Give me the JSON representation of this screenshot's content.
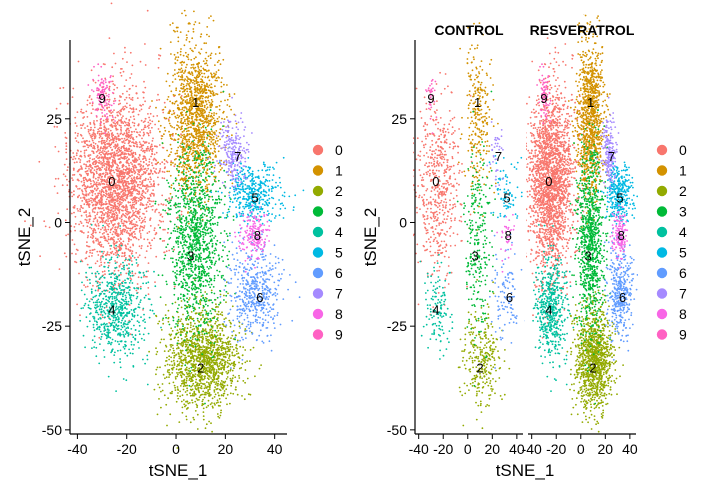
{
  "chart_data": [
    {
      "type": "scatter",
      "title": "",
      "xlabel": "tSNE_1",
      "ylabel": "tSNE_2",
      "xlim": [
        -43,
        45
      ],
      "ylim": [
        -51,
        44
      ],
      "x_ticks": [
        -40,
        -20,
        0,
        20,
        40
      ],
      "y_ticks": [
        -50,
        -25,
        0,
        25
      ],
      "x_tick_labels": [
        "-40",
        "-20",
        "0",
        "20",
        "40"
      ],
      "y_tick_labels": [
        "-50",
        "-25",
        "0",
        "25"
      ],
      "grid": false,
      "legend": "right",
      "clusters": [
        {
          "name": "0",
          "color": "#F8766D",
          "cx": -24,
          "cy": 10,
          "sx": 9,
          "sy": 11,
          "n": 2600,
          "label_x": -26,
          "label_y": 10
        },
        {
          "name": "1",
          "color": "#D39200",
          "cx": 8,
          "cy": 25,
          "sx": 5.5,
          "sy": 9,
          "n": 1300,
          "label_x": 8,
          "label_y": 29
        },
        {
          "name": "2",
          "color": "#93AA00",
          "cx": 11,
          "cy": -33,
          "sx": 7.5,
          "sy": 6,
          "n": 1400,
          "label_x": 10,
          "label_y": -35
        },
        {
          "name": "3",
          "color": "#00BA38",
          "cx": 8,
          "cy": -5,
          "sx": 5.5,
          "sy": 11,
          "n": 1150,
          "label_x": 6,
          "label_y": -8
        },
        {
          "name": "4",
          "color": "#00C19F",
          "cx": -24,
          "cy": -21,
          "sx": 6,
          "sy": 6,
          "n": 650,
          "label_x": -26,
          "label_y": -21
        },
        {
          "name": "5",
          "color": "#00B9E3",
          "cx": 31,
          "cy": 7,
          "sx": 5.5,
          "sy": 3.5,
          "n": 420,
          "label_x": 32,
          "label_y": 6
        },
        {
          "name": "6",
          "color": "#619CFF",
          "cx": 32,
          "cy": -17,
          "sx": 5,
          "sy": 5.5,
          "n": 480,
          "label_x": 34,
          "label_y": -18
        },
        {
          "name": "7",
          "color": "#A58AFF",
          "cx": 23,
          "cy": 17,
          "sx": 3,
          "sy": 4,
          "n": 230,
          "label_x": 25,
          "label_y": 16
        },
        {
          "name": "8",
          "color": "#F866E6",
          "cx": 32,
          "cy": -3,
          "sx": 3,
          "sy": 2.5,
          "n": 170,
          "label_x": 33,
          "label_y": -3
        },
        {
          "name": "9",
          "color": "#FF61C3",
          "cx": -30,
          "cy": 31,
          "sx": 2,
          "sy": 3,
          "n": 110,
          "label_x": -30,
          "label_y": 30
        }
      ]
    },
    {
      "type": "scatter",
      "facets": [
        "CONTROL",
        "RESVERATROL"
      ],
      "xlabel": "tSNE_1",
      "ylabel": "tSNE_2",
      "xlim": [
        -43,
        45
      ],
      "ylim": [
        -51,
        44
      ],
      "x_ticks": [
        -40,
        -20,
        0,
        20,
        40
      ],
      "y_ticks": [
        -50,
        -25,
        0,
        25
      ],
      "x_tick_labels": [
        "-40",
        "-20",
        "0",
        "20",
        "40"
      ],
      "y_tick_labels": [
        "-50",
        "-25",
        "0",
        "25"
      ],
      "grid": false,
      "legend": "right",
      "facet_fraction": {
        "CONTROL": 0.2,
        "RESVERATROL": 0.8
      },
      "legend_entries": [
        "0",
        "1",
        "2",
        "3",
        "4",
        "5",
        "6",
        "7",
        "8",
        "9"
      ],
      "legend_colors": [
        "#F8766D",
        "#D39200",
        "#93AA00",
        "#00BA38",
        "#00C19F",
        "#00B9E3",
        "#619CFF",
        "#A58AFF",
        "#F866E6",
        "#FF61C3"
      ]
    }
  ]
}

* * * * * * * * *

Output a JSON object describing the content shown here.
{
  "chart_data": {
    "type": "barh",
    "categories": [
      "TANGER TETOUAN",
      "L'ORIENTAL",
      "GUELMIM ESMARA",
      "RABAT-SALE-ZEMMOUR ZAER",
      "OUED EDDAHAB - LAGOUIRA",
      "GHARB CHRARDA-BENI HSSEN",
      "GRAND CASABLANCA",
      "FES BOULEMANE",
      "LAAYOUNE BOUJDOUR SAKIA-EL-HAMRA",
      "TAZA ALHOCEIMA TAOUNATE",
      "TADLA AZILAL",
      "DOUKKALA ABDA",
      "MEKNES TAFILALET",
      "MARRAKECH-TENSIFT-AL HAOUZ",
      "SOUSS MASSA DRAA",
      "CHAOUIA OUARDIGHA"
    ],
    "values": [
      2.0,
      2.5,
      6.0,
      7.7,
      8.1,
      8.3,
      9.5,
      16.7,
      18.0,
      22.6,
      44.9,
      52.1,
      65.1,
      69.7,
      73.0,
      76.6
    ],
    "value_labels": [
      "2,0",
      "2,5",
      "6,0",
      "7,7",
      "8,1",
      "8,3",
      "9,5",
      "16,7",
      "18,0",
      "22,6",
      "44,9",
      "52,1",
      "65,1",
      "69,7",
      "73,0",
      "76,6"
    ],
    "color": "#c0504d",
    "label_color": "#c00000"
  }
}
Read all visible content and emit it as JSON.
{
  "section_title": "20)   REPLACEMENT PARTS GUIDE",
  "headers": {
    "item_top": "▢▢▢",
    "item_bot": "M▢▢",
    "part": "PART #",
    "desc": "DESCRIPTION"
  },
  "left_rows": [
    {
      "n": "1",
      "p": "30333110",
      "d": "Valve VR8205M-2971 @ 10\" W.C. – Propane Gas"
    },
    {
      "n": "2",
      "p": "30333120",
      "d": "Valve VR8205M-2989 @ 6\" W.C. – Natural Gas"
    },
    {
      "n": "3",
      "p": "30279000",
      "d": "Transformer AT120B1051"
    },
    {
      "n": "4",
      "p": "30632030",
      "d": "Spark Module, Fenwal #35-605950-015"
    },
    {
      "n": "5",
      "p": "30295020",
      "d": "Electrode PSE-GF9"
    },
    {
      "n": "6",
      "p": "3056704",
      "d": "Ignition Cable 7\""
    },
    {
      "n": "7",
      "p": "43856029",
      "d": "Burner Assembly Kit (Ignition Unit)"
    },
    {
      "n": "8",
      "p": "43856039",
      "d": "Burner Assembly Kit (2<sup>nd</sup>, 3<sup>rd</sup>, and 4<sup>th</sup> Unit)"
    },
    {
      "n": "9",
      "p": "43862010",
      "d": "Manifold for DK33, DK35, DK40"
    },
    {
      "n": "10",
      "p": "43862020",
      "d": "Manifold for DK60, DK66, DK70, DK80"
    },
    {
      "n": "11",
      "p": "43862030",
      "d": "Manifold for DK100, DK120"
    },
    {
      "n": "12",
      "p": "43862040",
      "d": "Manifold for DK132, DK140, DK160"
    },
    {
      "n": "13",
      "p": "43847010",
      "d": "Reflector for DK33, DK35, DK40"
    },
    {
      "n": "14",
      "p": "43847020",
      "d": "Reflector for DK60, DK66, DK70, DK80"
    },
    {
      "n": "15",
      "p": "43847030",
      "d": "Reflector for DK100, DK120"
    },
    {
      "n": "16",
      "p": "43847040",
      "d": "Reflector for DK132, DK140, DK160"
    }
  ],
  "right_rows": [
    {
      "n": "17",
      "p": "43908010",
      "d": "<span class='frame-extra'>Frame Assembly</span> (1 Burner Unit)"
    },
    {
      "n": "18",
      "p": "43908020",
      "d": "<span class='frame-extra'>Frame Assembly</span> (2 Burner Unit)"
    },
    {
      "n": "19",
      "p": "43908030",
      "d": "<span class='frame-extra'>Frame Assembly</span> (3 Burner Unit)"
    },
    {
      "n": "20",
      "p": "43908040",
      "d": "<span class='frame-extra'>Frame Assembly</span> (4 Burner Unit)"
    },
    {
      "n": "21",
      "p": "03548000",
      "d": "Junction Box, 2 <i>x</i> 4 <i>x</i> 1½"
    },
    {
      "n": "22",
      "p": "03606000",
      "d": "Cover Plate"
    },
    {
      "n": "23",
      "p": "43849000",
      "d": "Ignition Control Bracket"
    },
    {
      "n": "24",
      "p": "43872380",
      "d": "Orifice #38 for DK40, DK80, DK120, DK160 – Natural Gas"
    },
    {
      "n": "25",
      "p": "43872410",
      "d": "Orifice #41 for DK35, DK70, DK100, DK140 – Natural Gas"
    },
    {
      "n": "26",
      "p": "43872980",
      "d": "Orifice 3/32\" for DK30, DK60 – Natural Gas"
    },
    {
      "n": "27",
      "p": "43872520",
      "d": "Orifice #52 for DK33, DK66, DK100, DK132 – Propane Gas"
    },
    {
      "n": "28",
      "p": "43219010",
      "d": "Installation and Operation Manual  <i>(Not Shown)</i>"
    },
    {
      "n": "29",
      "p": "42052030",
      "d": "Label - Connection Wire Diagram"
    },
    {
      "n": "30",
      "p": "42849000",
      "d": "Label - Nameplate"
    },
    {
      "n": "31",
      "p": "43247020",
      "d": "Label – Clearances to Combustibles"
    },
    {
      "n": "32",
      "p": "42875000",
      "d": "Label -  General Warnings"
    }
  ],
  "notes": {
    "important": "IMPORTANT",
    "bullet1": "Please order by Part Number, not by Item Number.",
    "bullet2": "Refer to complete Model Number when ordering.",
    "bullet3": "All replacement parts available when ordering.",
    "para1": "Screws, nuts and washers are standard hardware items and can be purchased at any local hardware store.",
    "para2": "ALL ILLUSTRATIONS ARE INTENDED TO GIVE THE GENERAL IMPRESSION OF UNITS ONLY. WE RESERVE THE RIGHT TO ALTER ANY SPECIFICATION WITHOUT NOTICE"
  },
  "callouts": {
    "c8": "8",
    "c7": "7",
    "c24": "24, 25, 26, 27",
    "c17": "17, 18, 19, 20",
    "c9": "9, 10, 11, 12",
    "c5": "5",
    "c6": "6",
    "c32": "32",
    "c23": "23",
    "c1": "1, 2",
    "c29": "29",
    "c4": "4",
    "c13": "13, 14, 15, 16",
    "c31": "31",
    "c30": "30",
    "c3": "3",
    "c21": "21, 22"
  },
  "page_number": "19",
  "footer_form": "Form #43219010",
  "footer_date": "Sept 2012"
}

* * * * * * * * *

## Aim of the task
Identify the lines in the entries above that contain "span", then copy them out.

## Reply
      "d": "<span class='frame-extra'>Frame Assembly</span> (1 Burner Unit)"
      "d": "<span class='frame-extra'>Frame Assembly</span> (2 Burner Unit)"
      "d": "<span class='frame-extra'>Frame Assembly</span> (3 Burner Unit)"
      "d": "<span class='frame-extra'>Frame Assembly</span> (4 Burner Unit)"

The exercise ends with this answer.